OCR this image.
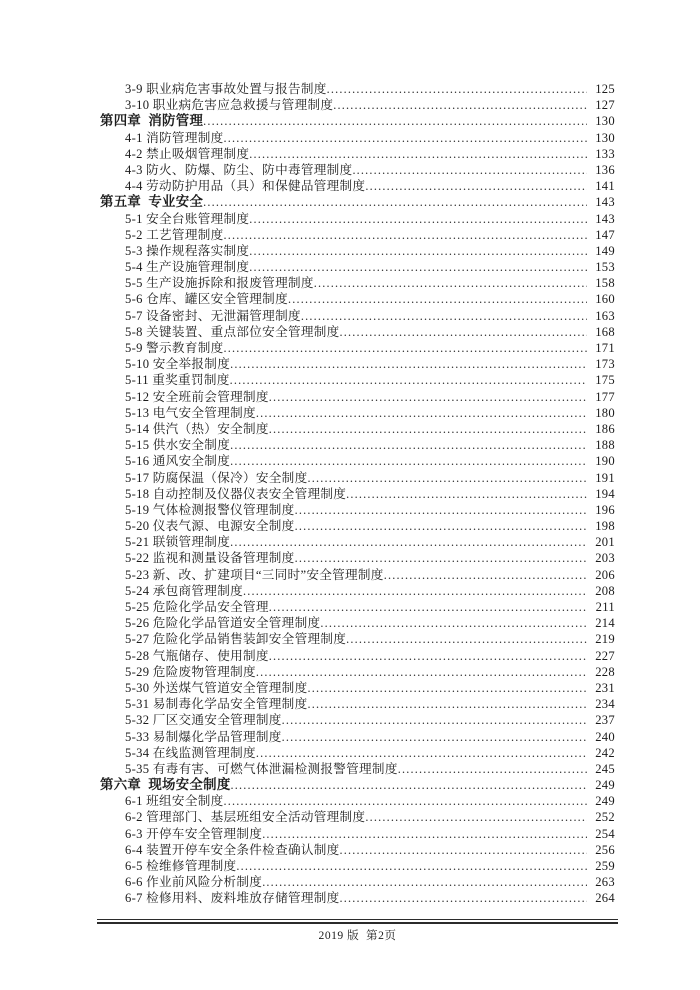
3-9 职业病危害事故处置与报告制度 .....	125
3-10 职业病危害应急救援与管理制度 .....	127
第四章  消防管理 .....	130
4-1 消防管理制度 .....	130
4-2 禁止吸烟管理制度 .....	133
4-3 防火、防爆、防尘、防中毒管理制度 .....	136
4-4 劳动防护用品（具）和保健品管理制度 .....	141
第五章  专业安全 .....	143
5-1 安全台账管理制度 .....	143
5-2 工艺管理制度 .....	147
5-3 操作规程落实制度 .....	149
5-4 生产设施管理制度 .....	153
5-5 生产设施拆除和报废管理制度 .....	158
5-6 仓库、罐区安全管理制度 .....	160
5-7 设备密封、无泄漏管理制度 .....	163
5-8 关键装置、重点部位安全管理制度 .....	168
5-9 警示教育制度 .....	171
5-10 安全举报制度 .....	173
5-11 重奖重罚制度 .....	175
5-12 安全班前会管理制度 .....	177
5-13 电气安全管理制度 .....	180
5-14 供汽（热）安全制度 .....	186
5-15 供水安全制度 .....	188
5-16 通风安全制度 .....	190
5-17 防腐保温（保冷）安全制度 .....	191
5-18 自动控制及仪器仪表安全管理制度 .....	194
5-19 气体检测报警仪管理制度 .....	196
5-20 仪表气源、电源安全制度 .....	198
5-21 联锁管理制度 .....	201
5-22 监视和测量设备管理制度 .....	203
5-23 新、改、扩建项目“三同时”安全管理制度 .....	206
5-24 承包商管理制度 .....	208
5-25 危险化学品安全管理 .....	211
5-26 危险化学品管道安全管理制度 .....	214
5-27 危险化学品销售装卸安全管理制度 .....	219
5-28 气瓶储存、使用制度 .....	227
5-29 危险废物管理制度 .....	228
5-30 外送煤气管道安全管理制度 .....	231
5-31 易制毒化学品安全管理制度 .....	234
5-32 厂区交通安全管理制度 .....	237
5-33 易制爆化学品管理制度 .....	240
5-34 在线监测管理制度 .....	242
5-35 有毒有害、可燃气体泄漏检测报警管理制度 .....	245
第六章  现场安全制度 .....	249
6-1 班组安全制度 .....	249
6-2 管理部门、基层班组安全活动管理制度 .....	252
6-3 开停车安全管理制度 .....	254
6-4 装置开停车安全条件检查确认制度 .....	256
6-5 检维修管理制度 .....	259
6-6 作业前风险分析制度 .....	263
6-7 检修用料、废料堆放存储管理制度 .....	264
2019 版  第2页
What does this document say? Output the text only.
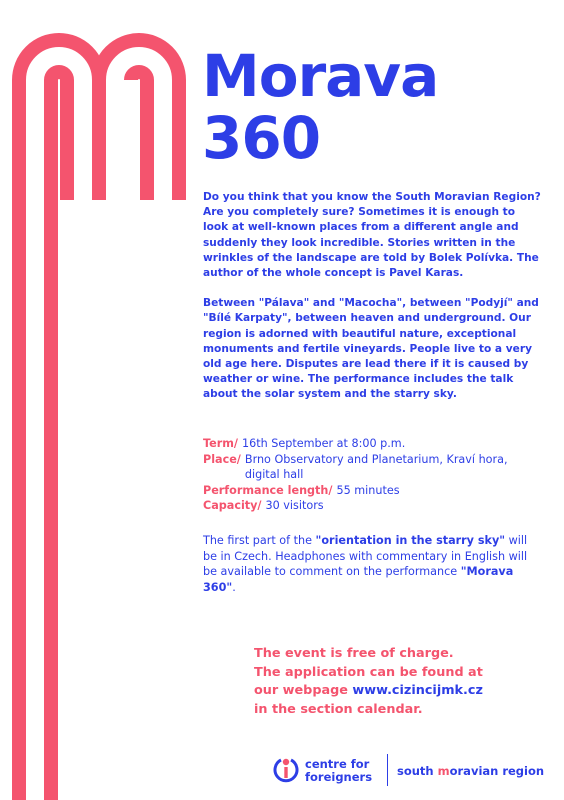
Morava
360

Do you think that you know the South Moravian Region? Are you completely sure? Sometimes it is enough to look at well-known places from a different angle and suddenly they look incredible. Stories written in the wrinkles of the landscape are told by Bolek Polívka. The author of the whole concept is Pavel Karas.

Between "Pálava" and "Macocha", between "Podyjí" and "Bílé Karpaty", between heaven and underground. Our region is adorned with beautiful nature, exceptional monuments and fertile vineyards. People live to a very old age here. Disputes are lead there if it is caused by weather or wine. The performance includes the talk about the solar system and the starry sky.

Term/ 16th September at 8:00 p.m.
Place/ Brno Observatory and Planetarium, Kraví hora, digital hall
Performance length/ 55 minutes
Capacity/ 30 visitors

The first part of the "orientation in the starry sky" will be in Czech. Headphones with commentary in English will be available to comment on the performance "Morava 360".

The event is free of charge.
The application can be found at
our webpage www.cizincijmk.cz
in the section calendar.
centre for
foreigners south moravian region
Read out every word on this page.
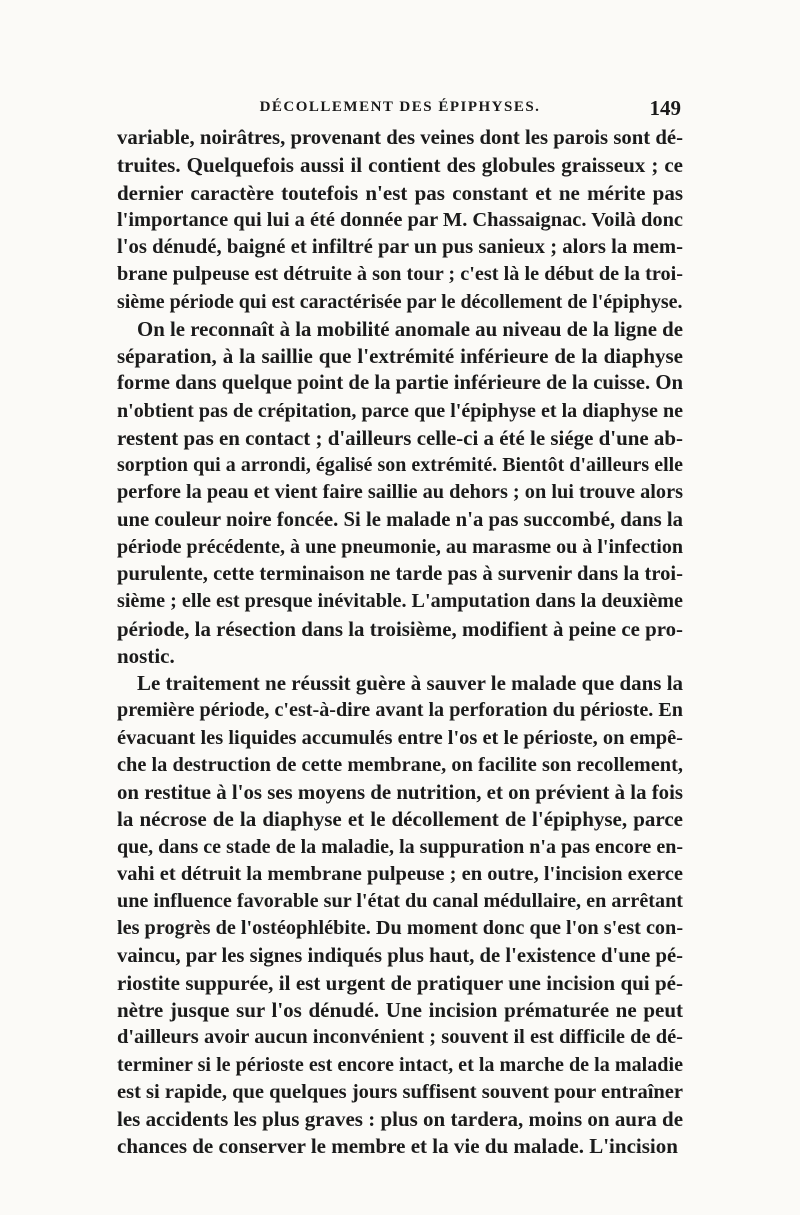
DÉCOLLEMENT DES ÉPIPHYSES.	149
variable, noirâtres, provenant des veines dont les parois sont dé-
truites. Quelquefois aussi il contient des globules graisseux ; ce
dernier caractère toutefois n'est pas constant et ne mérite pas
l'importance qui lui a été donnée par M. Chassaignac. Voilà donc
l'os dénudé, baigné et infiltré par un pus sanieux ; alors la mem-
brane pulpeuse est détruite à son tour ; c'est là le début de la troi-
sième période qui est caractérisée par le décollement de l'épiphyse.
On le reconnaît à la mobilité anomale au niveau de la ligne de
séparation, à la saillie que l'extrémité inférieure de la diaphyse
forme dans quelque point de la partie inférieure de la cuisse. On
n'obtient pas de crépitation, parce que l'épiphyse et la diaphyse ne
restent pas en contact ; d'ailleurs celle-ci a été le siége d'une ab-
sorption qui a arrondi, égalisé son extrémité. Bientôt d'ailleurs elle
perfore la peau et vient faire saillie au dehors ; on lui trouve alors
une couleur noire foncée. Si le malade n'a pas succombé, dans la
période précédente, à une pneumonie, au marasme ou à l'infection
purulente, cette terminaison ne tarde pas à survenir dans la troi-
sième ; elle est presque inévitable. L'amputation dans la deuxième
période, la résection dans la troisième, modifient à peine ce pro-
nostic.
Le traitement ne réussit guère à sauver le malade que dans la
première période, c'est-à-dire avant la perforation du périoste. En
évacuant les liquides accumulés entre l'os et le périoste, on empê-
che la destruction de cette membrane, on facilite son recollement,
on restitue à l'os ses moyens de nutrition, et on prévient à la fois
la nécrose de la diaphyse et le décollement de l'épiphyse, parce
que, dans ce stade de la maladie, la suppuration n'a pas encore en-
vahi et détruit la membrane pulpeuse ; en outre, l'incision exerce
une influence favorable sur l'état du canal médullaire, en arrêtant
les progrès de l'ostéophlébite. Du moment donc que l'on s'est con-
vaincu, par les signes indiqués plus haut, de l'existence d'une pé-
riostite suppurée, il est urgent de pratiquer une incision qui pé-
nètre jusque sur l'os dénudé. Une incision prématurée ne peut
d'ailleurs avoir aucun inconvénient ; souvent il est difficile de dé-
terminer si le périoste est encore intact, et la marche de la maladie
est si rapide, que quelques jours suffisent souvent pour entraîner
les accidents les plus graves : plus on tardera, moins on aura de
chances de conserver le membre et la vie du malade. L'incision
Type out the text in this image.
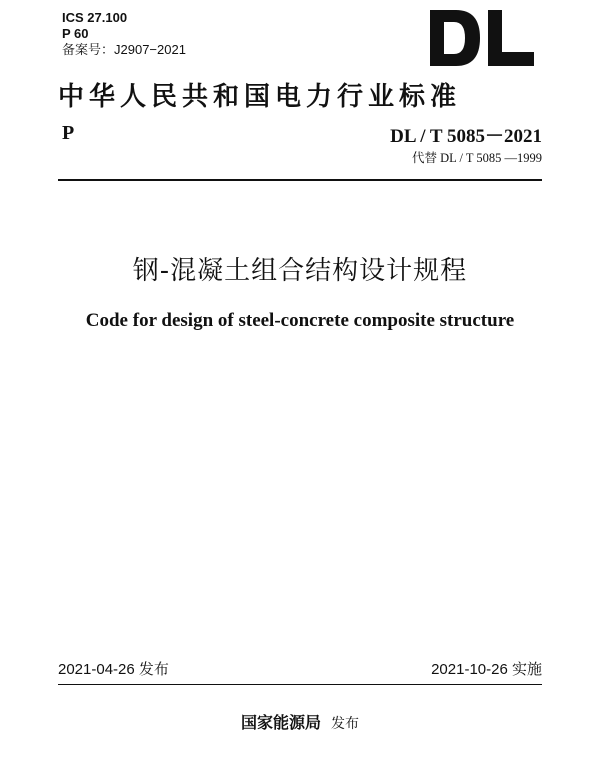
ICS 27.100
P 60
备案号：J2907−2021
中华人民共和国电力行业标准
P	DL / T 5085－2021
代替 DL / T 5085 —1999
钢-混凝土组合结构设计规程
Code for design of steel-concrete composite structure
2021-04-26 发布	2021-10-26 实施
国家能源局 发布
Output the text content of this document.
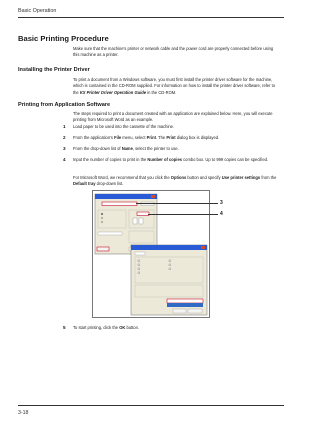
Basic Operation
Basic Printing Procedure
Make sure that the machine's printer or network cable and the power cord are properly connected before using this machine as a printer.
Installing the Printer Driver
To print a document from a Windows software, you must first install the printer driver software for the machine, which is contained in the CD-ROM supplied. For information on how to install the printer driver software, refer to the KX Printer Driver Operation Guide in the CD-ROM.
Printing from Application Software
The steps required to print a document created with an application are explained below. Here, you will execute printing from Microsoft Word as an example.
1 Load paper to be used into the cassette of the machine.
2 From the application's File menu, select Print. The Print dialog box is displayed.
3 From the drop-down list of Name, select the printer to use.
4 Input the number of copies to print in the Number of copies combo box. Up to 999 copies can be specified.
For Microsoft Word, we recommend that you click the Options button and specify Use printer settings from the Default tray drop-down list.
3
4
5 To start printing, click the OK button.
3-18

EXERCISE DIRECTIONS
Transcribe the material exactly, keeping every word and none of the pictures.

ANSWER BELOW
OCR this image.
3-9 职业病危害事故处置与报告制度 .....	125
3-10 职业病危害应急救援与管理制度 .....	127
第四章  消防管理 .....	130
4-1 消防管理制度 .....	130
4-2 禁止吸烟管理制度 .....	133
4-3 防火、防爆、防尘、防中毒管理制度 .....	136
4-4 劳动防护用品（具）和保健品管理制度 .....	141
第五章  专业安全 .....	143
5-1 安全台账管理制度 .....	143
5-2 工艺管理制度 .....	147
5-3 操作规程落实制度 .....	149
5-4 生产设施管理制度 .....	153
5-5 生产设施拆除和报废管理制度 .....	158
5-6 仓库、罐区安全管理制度 .....	160
5-7 设备密封、无泄漏管理制度 .....	163
5-8 关键装置、重点部位安全管理制度 .....	168
5-9 警示教育制度 .....	171
5-10 安全举报制度 .....	173
5-11 重奖重罚制度 .....	175
5-12 安全班前会管理制度 .....	177
5-13 电气安全管理制度 .....	180
5-14 供汽（热）安全制度 .....	186
5-15 供水安全制度 .....	188
5-16 通风安全制度 .....	190
5-17 防腐保温（保冷）安全制度 .....	191
5-18 自动控制及仪器仪表安全管理制度 .....	194
5-19 气体检测报警仪管理制度 .....	196
5-20 仪表气源、电源安全制度 .....	198
5-21 联锁管理制度 .....	201
5-22 监视和测量设备管理制度 .....	203
5-23 新、改、扩建项目“三同时”安全管理制度 .....	206
5-24 承包商管理制度 .....	208
5-25 危险化学品安全管理 .....	211
5-26 危险化学品管道安全管理制度 .....	214
5-27 危险化学品销售装卸安全管理制度 .....	219
5-28 气瓶储存、使用制度 .....	227
5-29 危险废物管理制度 .....	228
5-30 外送煤气管道安全管理制度 .....	231
5-31 易制毒化学品安全管理制度 .....	234
5-32 厂区交通安全管理制度 .....	237
5-33 易制爆化学品管理制度 .....	240
5-34 在线监测管理制度 .....	242
5-35 有毒有害、可燃气体泄漏检测报警管理制度 .....	245
第六章  现场安全制度 .....	249
6-1 班组安全制度 .....	249
6-2 管理部门、基层班组安全活动管理制度 .....	252
6-3 开停车安全管理制度 .....	254
6-4 装置开停车安全条件检查确认制度 .....	256
6-5 检维修管理制度 .....	259
6-6 作业前风险分析制度 .....	263
6-7 检修用料、废料堆放存储管理制度 .....	264
2019 版  第2页
What does this document say? Output the text only.
Morava
360

Do you think that you know the South Moravian Region? Are you completely sure? Sometimes it is enough to look at well-known places from a different angle and suddenly they look incredible. Stories written in the wrinkles of the landscape are told by Bolek Polívka. The author of the whole concept is Pavel Karas.

Between "Pálava" and "Macocha", between "Podyjí" and "Bílé Karpaty", between heaven and underground. Our region is adorned with beautiful nature, exceptional monuments and fertile vineyards. People live to a very old age here. Disputes are lead there if it is caused by weather or wine. The performance includes the talk about the solar system and the starry sky.

Term/ 16th September at 8:00 p.m.
Place/ Brno Observatory and Planetarium, Kraví hora, digital hall
Performance length/ 55 minutes
Capacity/ 30 visitors

The first part of the "orientation in the starry sky" will be in Czech. Headphones with commentary in English will be available to comment on the performance "Morava 360".

The event is free of charge.
The application can be found at
our webpage www.cizincijmk.cz
in the section calendar.
centre for
foreigners south moravian region
Read out every word on this page.
DÉCOLLEMENT DES ÉPIPHYSES.	149
variable, noirâtres, provenant des veines dont les parois sont dé-
truites. Quelquefois aussi il contient des globules graisseux ; ce
dernier caractère toutefois n'est pas constant et ne mérite pas
l'importance qui lui a été donnée par M. Chassaignac. Voilà donc
l'os dénudé, baigné et infiltré par un pus sanieux ; alors la mem-
brane pulpeuse est détruite à son tour ; c'est là le début de la troi-
sième période qui est caractérisée par le décollement de l'épiphyse.
On le reconnaît à la mobilité anomale au niveau de la ligne de
séparation, à la saillie que l'extrémité inférieure de la diaphyse
forme dans quelque point de la partie inférieure de la cuisse. On
n'obtient pas de crépitation, parce que l'épiphyse et la diaphyse ne
restent pas en contact ; d'ailleurs celle-ci a été le siége d'une ab-
sorption qui a arrondi, égalisé son extrémité. Bientôt d'ailleurs elle
perfore la peau et vient faire saillie au dehors ; on lui trouve alors
une couleur noire foncée. Si le malade n'a pas succombé, dans la
période précédente, à une pneumonie, au marasme ou à l'infection
purulente, cette terminaison ne tarde pas à survenir dans la troi-
sième ; elle est presque inévitable. L'amputation dans la deuxième
période, la résection dans la troisième, modifient à peine ce pro-
nostic.
Le traitement ne réussit guère à sauver le malade que dans la
première période, c'est-à-dire avant la perforation du périoste. En
évacuant les liquides accumulés entre l'os et le périoste, on empê-
che la destruction de cette membrane, on facilite son recollement,
on restitue à l'os ses moyens de nutrition, et on prévient à la fois
la nécrose de la diaphyse et le décollement de l'épiphyse, parce
que, dans ce stade de la maladie, la suppuration n'a pas encore en-
vahi et détruit la membrane pulpeuse ; en outre, l'incision exerce
une influence favorable sur l'état du canal médullaire, en arrêtant
les progrès de l'ostéophlébite. Du moment donc que l'on s'est con-
vaincu, par les signes indiqués plus haut, de l'existence d'une pé-
riostite suppurée, il est urgent de pratiquer une incision qui pé-
nètre jusque sur l'os dénudé. Une incision prématurée ne peut
d'ailleurs avoir aucun inconvénient ; souvent il est difficile de dé-
terminer si le périoste est encore intact, et la marche de la maladie
est si rapide, que quelques jours suffisent souvent pour entraîner
les accidents les plus graves : plus on tardera, moins on aura de
chances de conserver le membre et la vie du malade. L'incision
Type out the text in this image.
ICS 27.100
P 60
备案号：J2907−2021
中华人民共和国电力行业标准
P	DL / T 5085－2021
代替 DL / T 5085 —1999
钢-混凝土组合结构设计规程
Code for design of steel-concrete composite structure
2021-04-26 发布	2021-10-26 实施
国家能源局 发布
Output the text content of this document.
Basic Operation
Basic Printing Procedure
Make sure that the machine's printer or network cable and the power cord are properly connected before using this machine as a printer.
Installing the Printer Driver
To print a document from a Windows software, you must first install the printer driver software for the machine, which is contained in the CD-ROM supplied. For information on how to install the printer driver software, refer to the KX Printer Driver Operation Guide in the CD-ROM.
Printing from Application Software
The steps required to print a document created with an application are explained below. Here, you will execute printing from Microsoft Word as an example.
1 Load paper to be used into the cassette of the machine.
2 From the application's File menu, select Print. The Print dialog box is displayed.
3 From the drop-down list of Name, select the printer to use.
4 Input the number of copies to print in the Number of copies combo box. Up to 999 copies can be specified.
For Microsoft Word, we recommend that you click the Options button and specify Use printer settings from the Default tray drop-down list.
3
4
5 To start printing, click the OK button.
3-18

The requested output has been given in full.